◆ Requirement
The records that follow are to be repeated exactly, with the pictures removed.

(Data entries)

==========

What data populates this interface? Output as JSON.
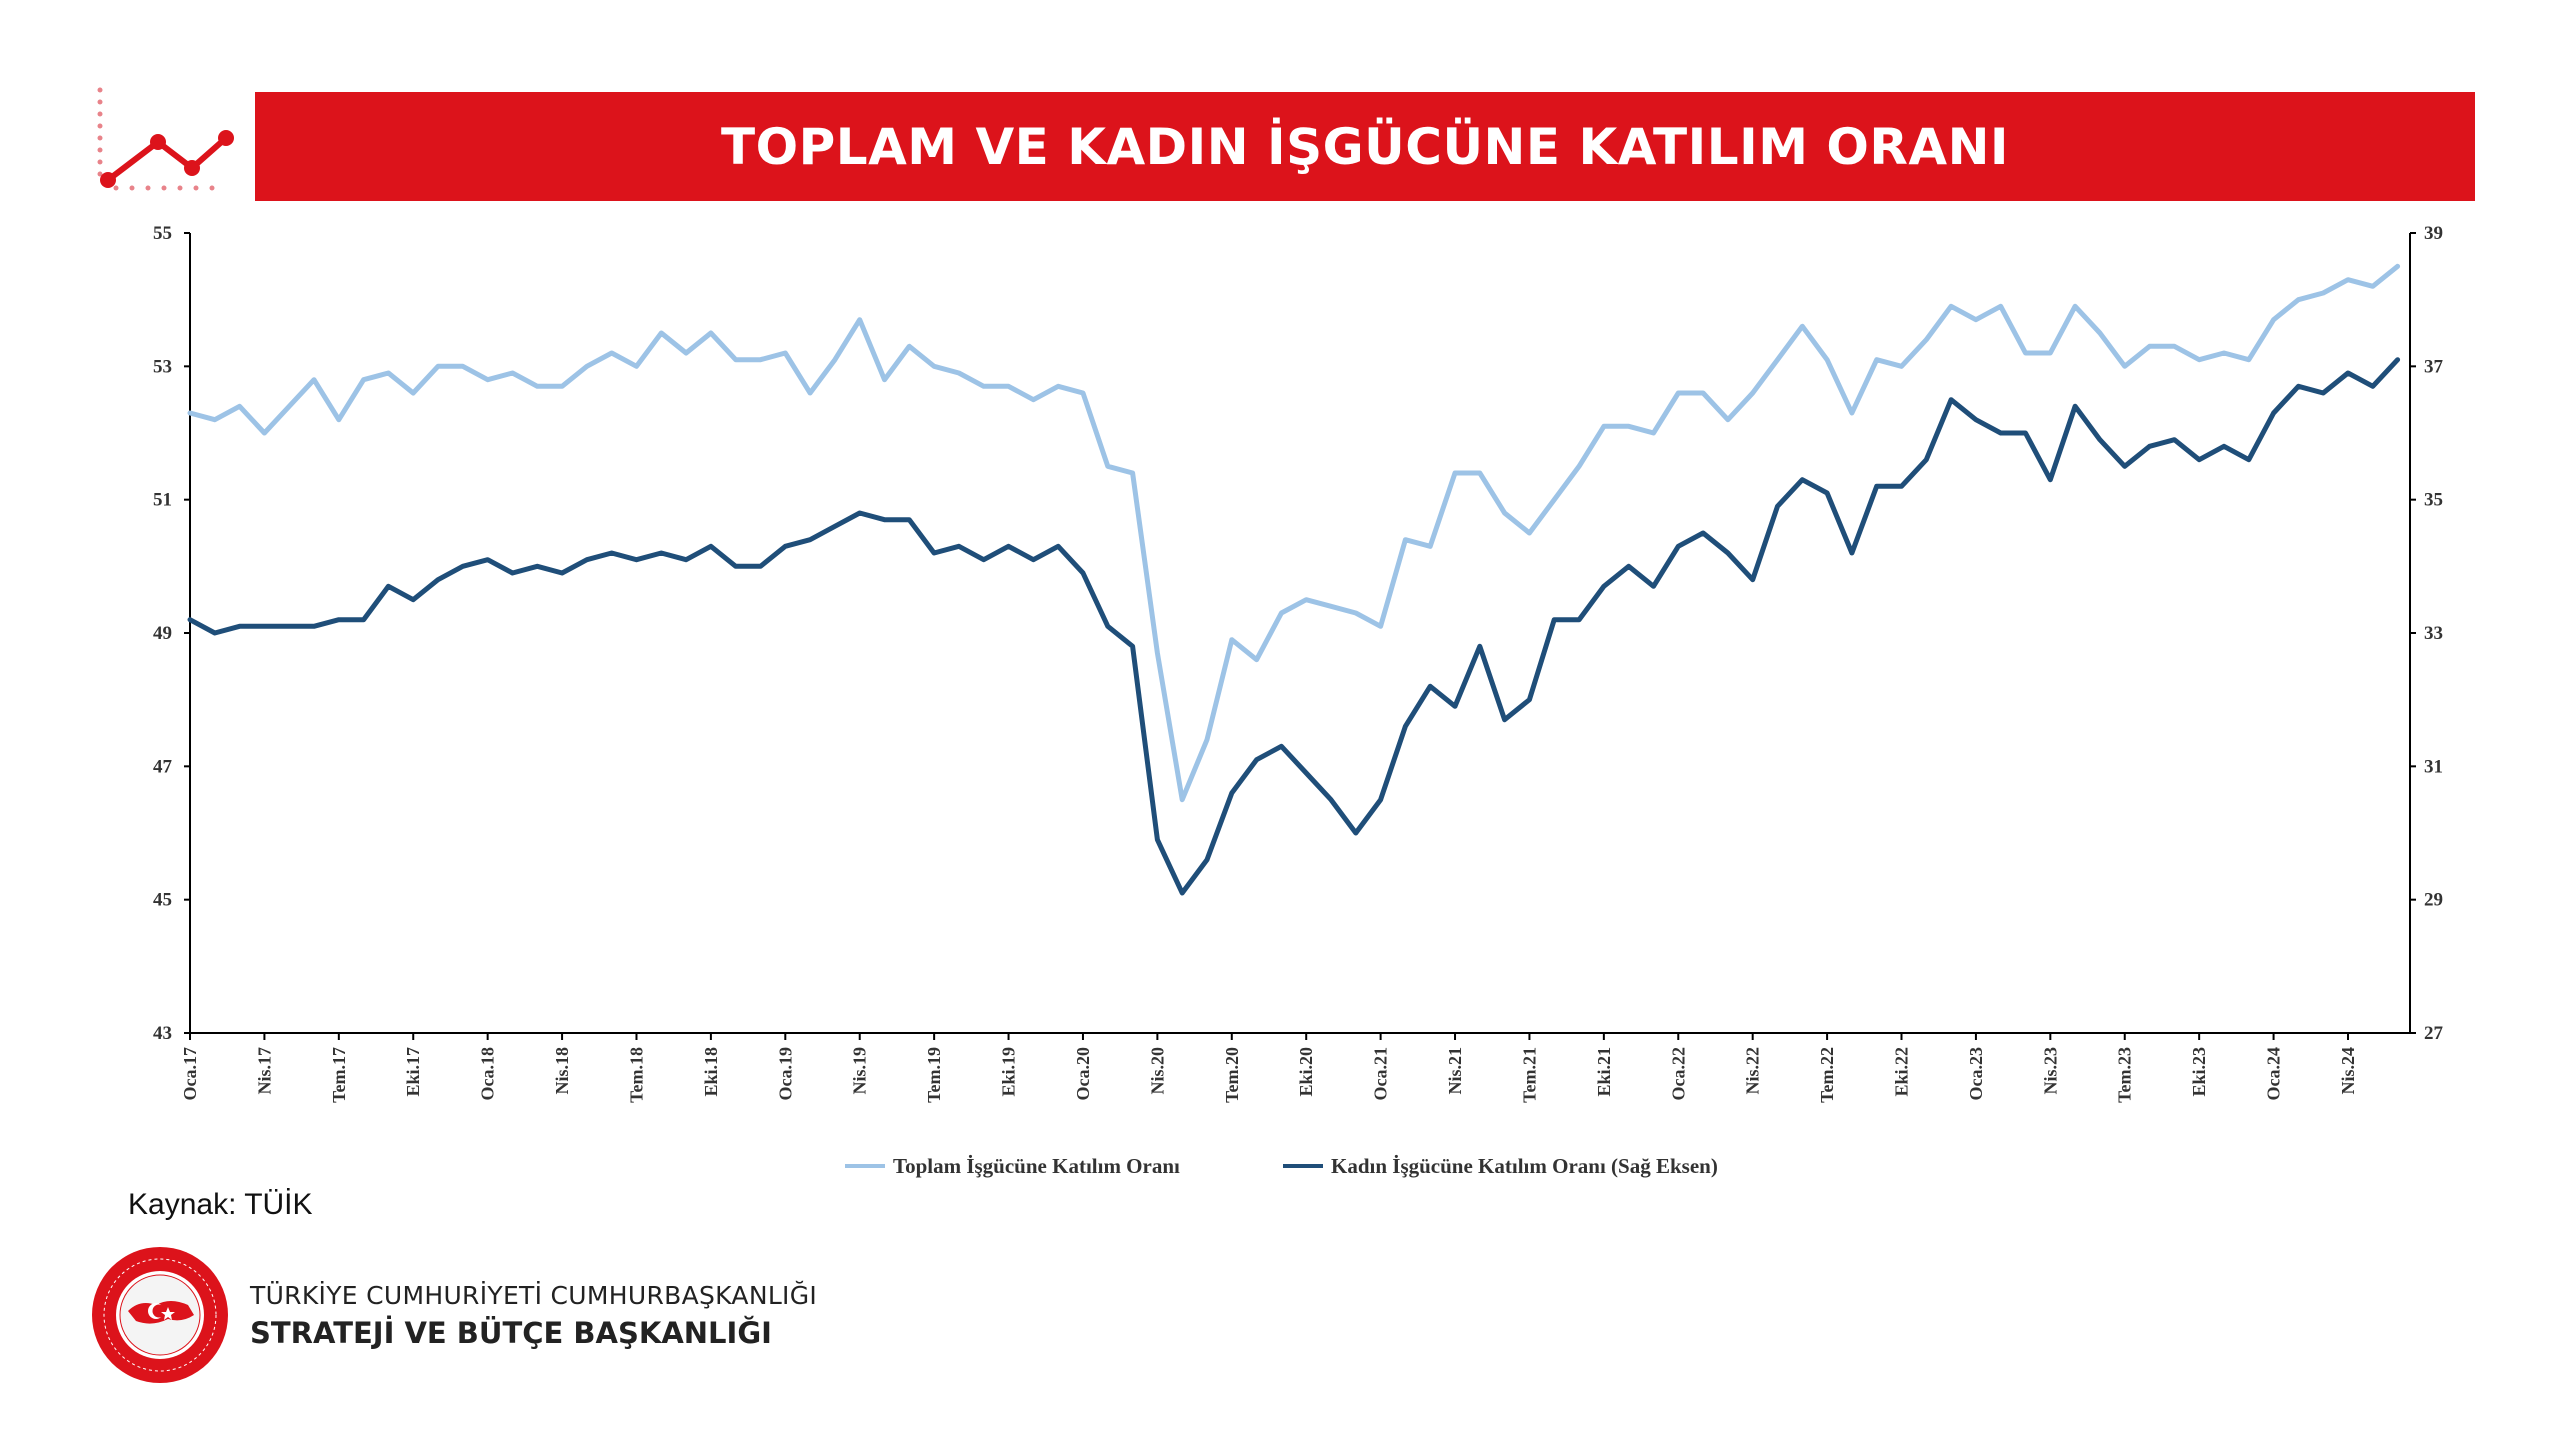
{
  "header": {
    "title": "TOPLAM VE KADIN İŞGÜCÜNE KATILIM ORANI"
  },
  "colors": {
    "accent_red": "#dc131b",
    "series_total": "#9dc3e6",
    "series_women": "#1f4e79"
  },
  "logo": {
    "icon": "trend-chart-icon"
  },
  "source": "Kaynak: TÜİK",
  "organization": {
    "line1": "TÜRKİYE CUMHURİYETİ CUMHURBAŞKANLIĞI",
    "line2": "STRATEJİ VE BÜTÇE BAŞKANLIĞI",
    "seal_text": "T.C. CUMHURBAŞKANLIĞI STRATEJİ VE BÜTÇE BAŞKANLIĞI"
  },
  "chart_data": {
    "type": "line",
    "title": "TOPLAM VE KADIN İŞGÜCÜNE KATILIM ORANI",
    "x_start": "Oca.17",
    "x_tick_labels": [
      "Oca.17",
      "Nis.17",
      "Tem.17",
      "Eki.17",
      "Oca.18",
      "Nis.18",
      "Tem.18",
      "Eki.18",
      "Oca.19",
      "Nis.19",
      "Tem.19",
      "Eki.19",
      "Oca.20",
      "Nis.20",
      "Tem.20",
      "Eki.20",
      "Oca.21",
      "Nis.21",
      "Tem.21",
      "Eki.21",
      "Oca.22",
      "Nis.22",
      "Tem.22",
      "Eki.22",
      "Oca.23",
      "Nis.23",
      "Tem.23",
      "Eki.23",
      "Oca.24",
      "Nis.24"
    ],
    "y_left": {
      "min": 43,
      "max": 55,
      "ticks": [
        43,
        45,
        47,
        49,
        51,
        53,
        55
      ]
    },
    "y_right": {
      "min": 27,
      "max": 39,
      "ticks": [
        27,
        29,
        31,
        33,
        35,
        37,
        39
      ]
    },
    "legend_position": "bottom",
    "grid": false,
    "series": [
      {
        "name": "Toplam İşgücüne Katılım Oranı",
        "axis": "left",
        "color": "#9dc3e6",
        "values": [
          52.3,
          52.2,
          52.4,
          52.0,
          52.4,
          52.8,
          52.2,
          52.8,
          52.9,
          52.6,
          53.0,
          53.0,
          52.8,
          52.9,
          52.7,
          52.7,
          53.0,
          53.2,
          53.0,
          53.5,
          53.2,
          53.5,
          53.1,
          53.1,
          53.2,
          52.6,
          53.1,
          53.7,
          52.8,
          53.3,
          53.0,
          52.9,
          52.7,
          52.7,
          52.5,
          52.7,
          52.6,
          51.5,
          51.4,
          48.7,
          46.5,
          47.4,
          48.9,
          48.6,
          49.3,
          49.5,
          49.4,
          49.3,
          49.1,
          50.4,
          50.3,
          51.4,
          51.4,
          50.8,
          50.5,
          51.0,
          51.5,
          52.1,
          52.1,
          52.0,
          52.6,
          52.6,
          52.2,
          52.6,
          53.1,
          53.6,
          53.1,
          52.3,
          53.1,
          53.0,
          53.4,
          53.9,
          53.7,
          53.9,
          53.2,
          53.2,
          53.9,
          53.5,
          53.0,
          53.3,
          53.3,
          53.1,
          53.2,
          53.1,
          53.7,
          54.0,
          54.1,
          54.3,
          54.2,
          54.5
        ]
      },
      {
        "name": "Kadın İşgücüne Katılım Oranı (Sağ Eksen)",
        "axis": "right",
        "color": "#1f4e79",
        "values": [
          33.2,
          33.0,
          33.1,
          33.1,
          33.1,
          33.1,
          33.2,
          33.2,
          33.7,
          33.5,
          33.8,
          34.0,
          34.1,
          33.9,
          34.0,
          33.9,
          34.1,
          34.2,
          34.1,
          34.2,
          34.1,
          34.3,
          34.0,
          34.0,
          34.3,
          34.4,
          34.6,
          34.8,
          34.7,
          34.7,
          34.2,
          34.3,
          34.1,
          34.3,
          34.1,
          34.3,
          33.9,
          33.1,
          32.8,
          29.9,
          29.1,
          29.6,
          30.6,
          31.1,
          31.3,
          30.9,
          30.5,
          30.0,
          30.5,
          31.6,
          32.2,
          31.9,
          32.8,
          31.7,
          32.0,
          33.2,
          33.2,
          33.7,
          34.0,
          33.7,
          34.3,
          34.5,
          34.2,
          33.8,
          34.9,
          35.3,
          35.1,
          34.2,
          35.2,
          35.2,
          35.6,
          36.5,
          36.2,
          36.0,
          36.0,
          35.3,
          36.4,
          35.9,
          35.5,
          35.8,
          35.9,
          35.6,
          35.8,
          35.6,
          36.3,
          36.7,
          36.6,
          36.9,
          36.7,
          37.1
        ]
      }
    ]
  }
}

==========

◆ Worked answer
What data populates this interface? Output as JSON.
{
  "header": {
    "title": "TOPLAM VE KADIN İŞGÜCÜNE KATILIM ORANI"
  },
  "colors": {
    "accent_red": "#dc131b",
    "series_total": "#9dc3e6",
    "series_women": "#1f4e79"
  },
  "logo": {
    "icon": "trend-chart-icon"
  },
  "source": "Kaynak: TÜİK",
  "organization": {
    "line1": "TÜRKİYE CUMHURİYETİ CUMHURBAŞKANLIĞI",
    "line2": "STRATEJİ VE BÜTÇE BAŞKANLIĞI",
    "seal_text": "T.C. CUMHURBAŞKANLIĞI STRATEJİ VE BÜTÇE BAŞKANLIĞI"
  },
  "chart_data": {
    "type": "line",
    "title": "TOPLAM VE KADIN İŞGÜCÜNE KATILIM ORANI",
    "x_start": "Oca.17",
    "x_tick_labels": [
      "Oca.17",
      "Nis.17",
      "Tem.17",
      "Eki.17",
      "Oca.18",
      "Nis.18",
      "Tem.18",
      "Eki.18",
      "Oca.19",
      "Nis.19",
      "Tem.19",
      "Eki.19",
      "Oca.20",
      "Nis.20",
      "Tem.20",
      "Eki.20",
      "Oca.21",
      "Nis.21",
      "Tem.21",
      "Eki.21",
      "Oca.22",
      "Nis.22",
      "Tem.22",
      "Eki.22",
      "Oca.23",
      "Nis.23",
      "Tem.23",
      "Eki.23",
      "Oca.24",
      "Nis.24"
    ],
    "y_left": {
      "min": 43,
      "max": 55,
      "ticks": [
        43,
        45,
        47,
        49,
        51,
        53,
        55
      ]
    },
    "y_right": {
      "min": 27,
      "max": 39,
      "ticks": [
        27,
        29,
        31,
        33,
        35,
        37,
        39
      ]
    },
    "legend_position": "bottom",
    "grid": false,
    "series": [
      {
        "name": "Toplam İşgücüne Katılım Oranı",
        "axis": "left",
        "color": "#9dc3e6",
        "values": [
          52.3,
          52.2,
          52.4,
          52.0,
          52.4,
          52.8,
          52.2,
          52.8,
          52.9,
          52.6,
          53.0,
          53.0,
          52.8,
          52.9,
          52.7,
          52.7,
          53.0,
          53.2,
          53.0,
          53.5,
          53.2,
          53.5,
          53.1,
          53.1,
          53.2,
          52.6,
          53.1,
          53.7,
          52.8,
          53.3,
          53.0,
          52.9,
          52.7,
          52.7,
          52.5,
          52.7,
          52.6,
          51.5,
          51.4,
          48.7,
          46.5,
          47.4,
          48.9,
          48.6,
          49.3,
          49.5,
          49.4,
          49.3,
          49.1,
          50.4,
          50.3,
          51.4,
          51.4,
          50.8,
          50.5,
          51.0,
          51.5,
          52.1,
          52.1,
          52.0,
          52.6,
          52.6,
          52.2,
          52.6,
          53.1,
          53.6,
          53.1,
          52.3,
          53.1,
          53.0,
          53.4,
          53.9,
          53.7,
          53.9,
          53.2,
          53.2,
          53.9,
          53.5,
          53.0,
          53.3,
          53.3,
          53.1,
          53.2,
          53.1,
          53.7,
          54.0,
          54.1,
          54.3,
          54.2,
          54.5
        ]
      },
      {
        "name": "Kadın İşgücüne Katılım Oranı (Sağ Eksen)",
        "axis": "right",
        "color": "#1f4e79",
        "values": [
          33.2,
          33.0,
          33.1,
          33.1,
          33.1,
          33.1,
          33.2,
          33.2,
          33.7,
          33.5,
          33.8,
          34.0,
          34.1,
          33.9,
          34.0,
          33.9,
          34.1,
          34.2,
          34.1,
          34.2,
          34.1,
          34.3,
          34.0,
          34.0,
          34.3,
          34.4,
          34.6,
          34.8,
          34.7,
          34.7,
          34.2,
          34.3,
          34.1,
          34.3,
          34.1,
          34.3,
          33.9,
          33.1,
          32.8,
          29.9,
          29.1,
          29.6,
          30.6,
          31.1,
          31.3,
          30.9,
          30.5,
          30.0,
          30.5,
          31.6,
          32.2,
          31.9,
          32.8,
          31.7,
          32.0,
          33.2,
          33.2,
          33.7,
          34.0,
          33.7,
          34.3,
          34.5,
          34.2,
          33.8,
          34.9,
          35.3,
          35.1,
          34.2,
          35.2,
          35.2,
          35.6,
          36.5,
          36.2,
          36.0,
          36.0,
          35.3,
          36.4,
          35.9,
          35.5,
          35.8,
          35.9,
          35.6,
          35.8,
          35.6,
          36.3,
          36.7,
          36.6,
          36.9,
          36.7,
          37.1
        ]
      }
    ]
  }
}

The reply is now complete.